### EXERCISE GOAL
Transcribe the material verbatim in full; the pictures do not belong in the copy.

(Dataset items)
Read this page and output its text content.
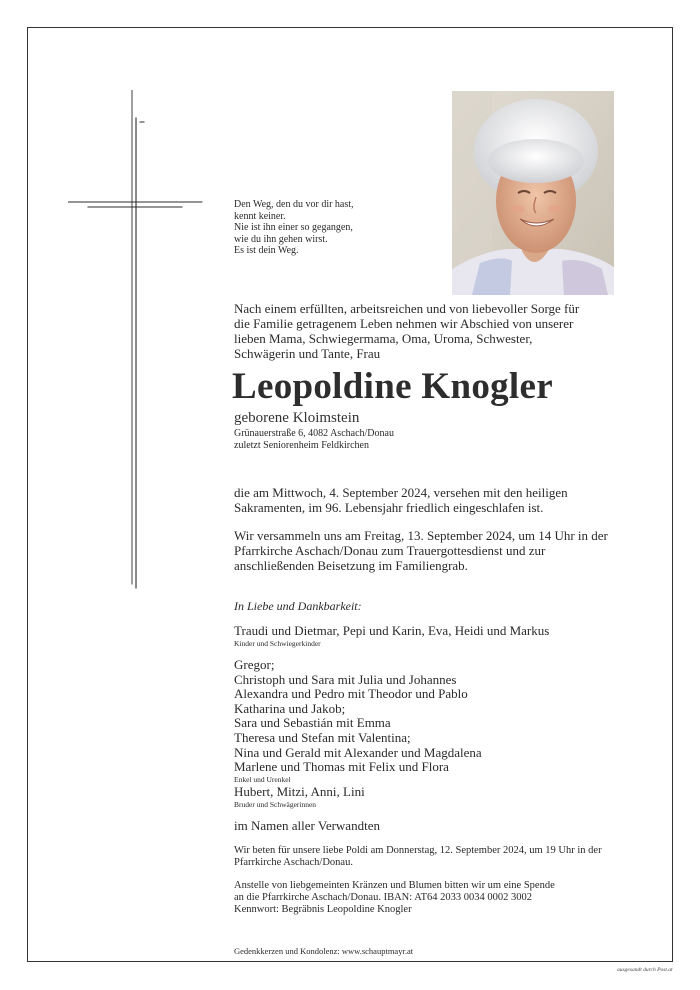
Den Weg, den du vor dir hast,
kennt keiner.
Nie ist ihn einer so gegangen,
wie du ihn gehen wirst.
Es ist dein Weg.
Nach einem erfüllten, arbeitsreichen und von liebevoller Sorge für die Familie getragenem Leben nehmen wir Abschied von unserer lieben Mama, Schwiegermama, Oma, Uroma, Schwester, Schwägerin und Tante, Frau
Leopoldine Knogler
geborene Kloimstein
Grünauerstraße 6, 4082 Aschach/Donau
zuletzt Seniorenheim Feldkirchen
die am Mittwoch, 4. September 2024, versehen mit den heiligen Sakramenten, im 96. Lebensjahr friedlich eingeschlafen ist.
Wir versammeln uns am Freitag, 13. September 2024, um 14 Uhr in der Pfarrkirche Aschach/Donau zum Trauergottesdienst und zur anschließenden Beisetzung im Familiengrab.
In Liebe und Dankbarkeit:
Traudi und Dietmar, Pepi und Karin, Eva, Heidi und Markus
Kinder und Schwiegerkinder
Gregor;
Christoph und Sara mit Julia und Johannes
Alexandra und Pedro mit Theodor und Pablo
Katharina und Jakob;
Sara und Sebastián mit Emma
Theresa und Stefan mit Valentina;
Nina und Gerald mit Alexander und Magdalena
Marlene und Thomas mit Felix und Flora
Enkel und Urenkel
Hubert, Mitzi, Anni, Lini
Bruder und Schwägerinnen
im Namen aller Verwandten
Wir beten für unsere liebe Poldi am Donnerstag, 12. September 2024, um 19 Uhr in der Pfarrkirche Aschach/Donau.
Anstelle von liebgemeinten Kränzen und Blumen bitten wir um eine Spende
an die Pfarrkirche Aschach/Donau. IBAN: AT64 2033 0034 0002 3002
Kennwort: Begräbnis Leopoldine Knogler
Gedenkkerzen und Kondolenz: www.schauptmayr.at
ausgesandt durch Post.at
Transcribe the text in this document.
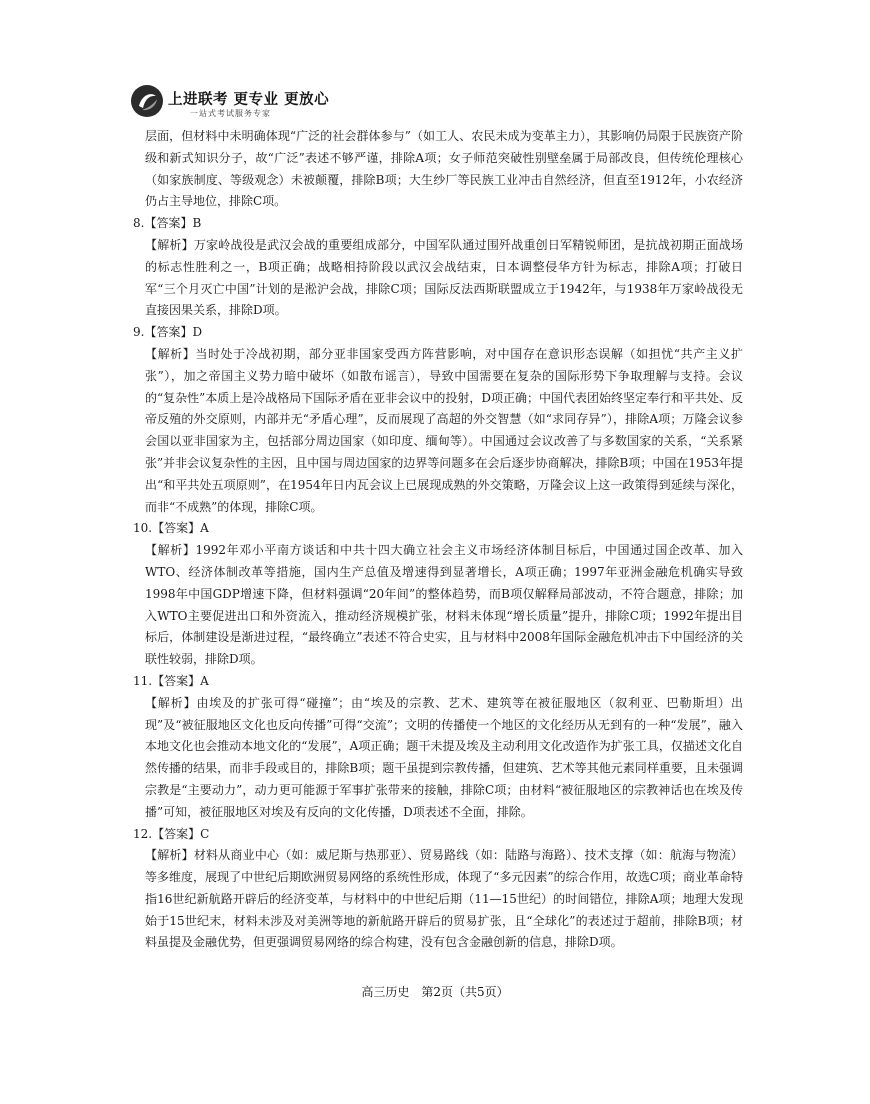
上进联考 更专业 更放心
一站式考试服务专家

层面，但材料中未明确体现“广泛的社会群体参与”（如工人、农民未成为变革主力），其影响仍局限于民族资产阶级和新式知识分子，故“广泛”表述不够严谨，排除A项；女子师范突破性别壁垒属于局部改良，但传统伦理核心（如家族制度、等级观念）未被颠覆，排除B项；大生纱厂等民族工业冲击自然经济，但直至1912年，小农经济仍占主导地位，排除C项。

8.【答案】B

【解析】万家岭战役是武汉会战的重要组成部分，中国军队通过围歼战重创日军精锐师团，是抗战初期正面战场的标志性胜利之一，B项正确；战略相持阶段以武汉会战结束，日本调整侵华方针为标志，排除A项；打破日军“三个月灭亡中国”计划的是淞沪会战，排除C项；国际反法西斯联盟成立于1942年，与1938年万家岭战役无直接因果关系，排除D项。

9.【答案】D

【解析】当时处于冷战初期，部分亚非国家受西方阵营影响，对中国存在意识形态误解（如担忧“共产主义扩张”），加之帝国主义势力暗中破坏（如散布谣言），导致中国需要在复杂的国际形势下争取理解与支持。会议的“复杂性”本质上是冷战格局下国际矛盾在亚非会议中的投射，D项正确；中国代表团始终坚定奉行和平共处、反帝反殖的外交原则，内部并无“矛盾心理”，反而展现了高超的外交智慧（如“求同存异”），排除A项；万隆会议参会国以亚非国家为主，包括部分周边国家（如印度、缅甸等）。中国通过会议改善了与多数国家的关系，“关系紧张”并非会议复杂性的主因，且中国与周边国家的边界等问题多在会后逐步协商解决，排除B项；中国在1953年提出“和平共处五项原则”，在1954年日内瓦会议上已展现成熟的外交策略，万隆会议上这一政策得到延续与深化，而非“不成熟”的体现，排除C项。

10.【答案】A

【解析】1992年邓小平南方谈话和中共十四大确立社会主义市场经济体制目标后，中国通过国企改革、加入WTO、经济体制改革等措施，国内生产总值及增速得到显著增长，A项正确；1997年亚洲金融危机确实导致1998年中国GDP增速下降，但材料强调“20年间”的整体趋势，而B项仅解释局部波动，不符合题意，排除；加入WTO主要促进出口和外资流入，推动经济规模扩张，材料未体现“增长质量”提升，排除C项；1992年提出目标后，体制建设是渐进过程，“最终确立”表述不符合史实，且与材料中2008年国际金融危机冲击下中国经济的关联性较弱，排除D项。

11.【答案】A

【解析】由埃及的扩张可得“碰撞”；由“埃及的宗教、艺术、建筑等在被征服地区（叙利亚、巴勒斯坦）出现”及“被征服地区文化也反向传播”可得“交流”；文明的传播使一个地区的文化经历从无到有的一种“发展”，融入本地文化也会推动本地文化的“发展”，A项正确；题干未提及埃及主动利用文化改造作为扩张工具，仅描述文化自然传播的结果，而非手段或目的，排除B项；题干虽提到宗教传播，但建筑、艺术等其他元素同样重要，且未强调宗教是“主要动力”，动力更可能源于军事扩张带来的接触，排除C项；由材料“被征服地区的宗教神话也在埃及传播”可知，被征服地区对埃及有反向的文化传播，D项表述不全面，排除。

12.【答案】C

【解析】材料从商业中心（如：威尼斯与热那亚）、贸易路线（如：陆路与海路）、技术支撑（如：航海与物流）等多维度，展现了中世纪后期欧洲贸易网络的系统性形成，体现了“多元因素”的综合作用，故选C项；商业革命特指16世纪新航路开辟后的经济变革，与材料中的中世纪后期（11—15世纪）的时间错位，排除A项；地理大发现始于15世纪末，材料未涉及对美洲等地的新航路开辟后的贸易扩张，且“全球化”的表述过于超前，排除B项；材料虽提及金融优势，但更强调贸易网络的综合构建，没有包含金融创新的信息，排除D项。

高三历史　第2页（共5页）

### ANSWER
Read this page and output its text content.
Den Weg, den du vor dir hast,
kennt keiner.
Nie ist ihn einer so gegangen,
wie du ihn gehen wirst.
Es ist dein Weg.
Nach einem erfüllten, arbeitsreichen und von liebevoller Sorge für die Familie getragenem Leben nehmen wir Abschied von unserer lieben Mama, Schwiegermama, Oma, Uroma, Schwester, Schwägerin und Tante, Frau
Leopoldine Knogler
geborene Kloimstein
Grünauerstraße 6, 4082 Aschach/Donau
zuletzt Seniorenheim Feldkirchen
die am Mittwoch, 4. September 2024, versehen mit den heiligen Sakramenten, im 96. Lebensjahr friedlich eingeschlafen ist.
Wir versammeln uns am Freitag, 13. September 2024, um 14 Uhr in der Pfarrkirche Aschach/Donau zum Trauergottesdienst und zur anschließenden Beisetzung im Familiengrab.
In Liebe und Dankbarkeit:
Traudi und Dietmar, Pepi und Karin, Eva, Heidi und Markus
Kinder und Schwiegerkinder
Gregor;
Christoph und Sara mit Julia und Johannes
Alexandra und Pedro mit Theodor und Pablo
Katharina und Jakob;
Sara und Sebastián mit Emma
Theresa und Stefan mit Valentina;
Nina und Gerald mit Alexander und Magdalena
Marlene und Thomas mit Felix und Flora
Enkel und Urenkel
Hubert, Mitzi, Anni, Lini
Bruder und Schwägerinnen
im Namen aller Verwandten
Wir beten für unsere liebe Poldi am Donnerstag, 12. September 2024, um 19 Uhr in der Pfarrkirche Aschach/Donau.
Anstelle von liebgemeinten Kränzen und Blumen bitten wir um eine Spende
an die Pfarrkirche Aschach/Donau. IBAN: AT64 2033 0034 0002 3002
Kennwort: Begräbnis Leopoldine Knogler
Gedenkkerzen und Kondolenz: www.schauptmayr.at
ausgesandt durch Post.at
Transcribe the text in this document.
上进联考 更专业 更放心
一站式考试服务专家

层面，但材料中未明确体现“广泛的社会群体参与”（如工人、农民未成为变革主力），其影响仍局限于民族资产阶级和新式知识分子，故“广泛”表述不够严谨，排除A项；女子师范突破性别壁垒属于局部改良，但传统伦理核心（如家族制度、等级观念）未被颠覆，排除B项；大生纱厂等民族工业冲击自然经济，但直至1912年，小农经济仍占主导地位，排除C项。

8.【答案】B

【解析】万家岭战役是武汉会战的重要组成部分，中国军队通过围歼战重创日军精锐师团，是抗战初期正面战场的标志性胜利之一，B项正确；战略相持阶段以武汉会战结束，日本调整侵华方针为标志，排除A项；打破日军“三个月灭亡中国”计划的是淞沪会战，排除C项；国际反法西斯联盟成立于1942年，与1938年万家岭战役无直接因果关系，排除D项。

9.【答案】D

【解析】当时处于冷战初期，部分亚非国家受西方阵营影响，对中国存在意识形态误解（如担忧“共产主义扩张”），加之帝国主义势力暗中破坏（如散布谣言），导致中国需要在复杂的国际形势下争取理解与支持。会议的“复杂性”本质上是冷战格局下国际矛盾在亚非会议中的投射，D项正确；中国代表团始终坚定奉行和平共处、反帝反殖的外交原则，内部并无“矛盾心理”，反而展现了高超的外交智慧（如“求同存异”），排除A项；万隆会议参会国以亚非国家为主，包括部分周边国家（如印度、缅甸等）。中国通过会议改善了与多数国家的关系，“关系紧张”并非会议复杂性的主因，且中国与周边国家的边界等问题多在会后逐步协商解决，排除B项；中国在1953年提出“和平共处五项原则”，在1954年日内瓦会议上已展现成熟的外交策略，万隆会议上这一政策得到延续与深化，而非“不成熟”的体现，排除C项。

10.【答案】A

【解析】1992年邓小平南方谈话和中共十四大确立社会主义市场经济体制目标后，中国通过国企改革、加入WTO、经济体制改革等措施，国内生产总值及增速得到显著增长，A项正确；1997年亚洲金融危机确实导致1998年中国GDP增速下降，但材料强调“20年间”的整体趋势，而B项仅解释局部波动，不符合题意，排除；加入WTO主要促进出口和外资流入，推动经济规模扩张，材料未体现“增长质量”提升，排除C项；1992年提出目标后，体制建设是渐进过程，“最终确立”表述不符合史实，且与材料中2008年国际金融危机冲击下中国经济的关联性较弱，排除D项。

11.【答案】A

【解析】由埃及的扩张可得“碰撞”；由“埃及的宗教、艺术、建筑等在被征服地区（叙利亚、巴勒斯坦）出现”及“被征服地区文化也反向传播”可得“交流”；文明的传播使一个地区的文化经历从无到有的一种“发展”，融入本地文化也会推动本地文化的“发展”，A项正确；题干未提及埃及主动利用文化改造作为扩张工具，仅描述文化自然传播的结果，而非手段或目的，排除B项；题干虽提到宗教传播，但建筑、艺术等其他元素同样重要，且未强调宗教是“主要动力”，动力更可能源于军事扩张带来的接触，排除C项；由材料“被征服地区的宗教神话也在埃及传播”可知，被征服地区对埃及有反向的文化传播，D项表述不全面，排除。

12.【答案】C

【解析】材料从商业中心（如：威尼斯与热那亚）、贸易路线（如：陆路与海路）、技术支撑（如：航海与物流）等多维度，展现了中世纪后期欧洲贸易网络的系统性形成，体现了“多元因素”的综合作用，故选C项；商业革命特指16世纪新航路开辟后的经济变革，与材料中的中世纪后期（11—15世纪）的时间错位，排除A项；地理大发现始于15世纪末，材料未涉及对美洲等地的新航路开辟后的贸易扩张，且“全球化”的表述过于超前，排除B项；材料虽提及金融优势，但更强调贸易网络的综合构建，没有包含金融创新的信息，排除D项。

高三历史　第2页（共5页）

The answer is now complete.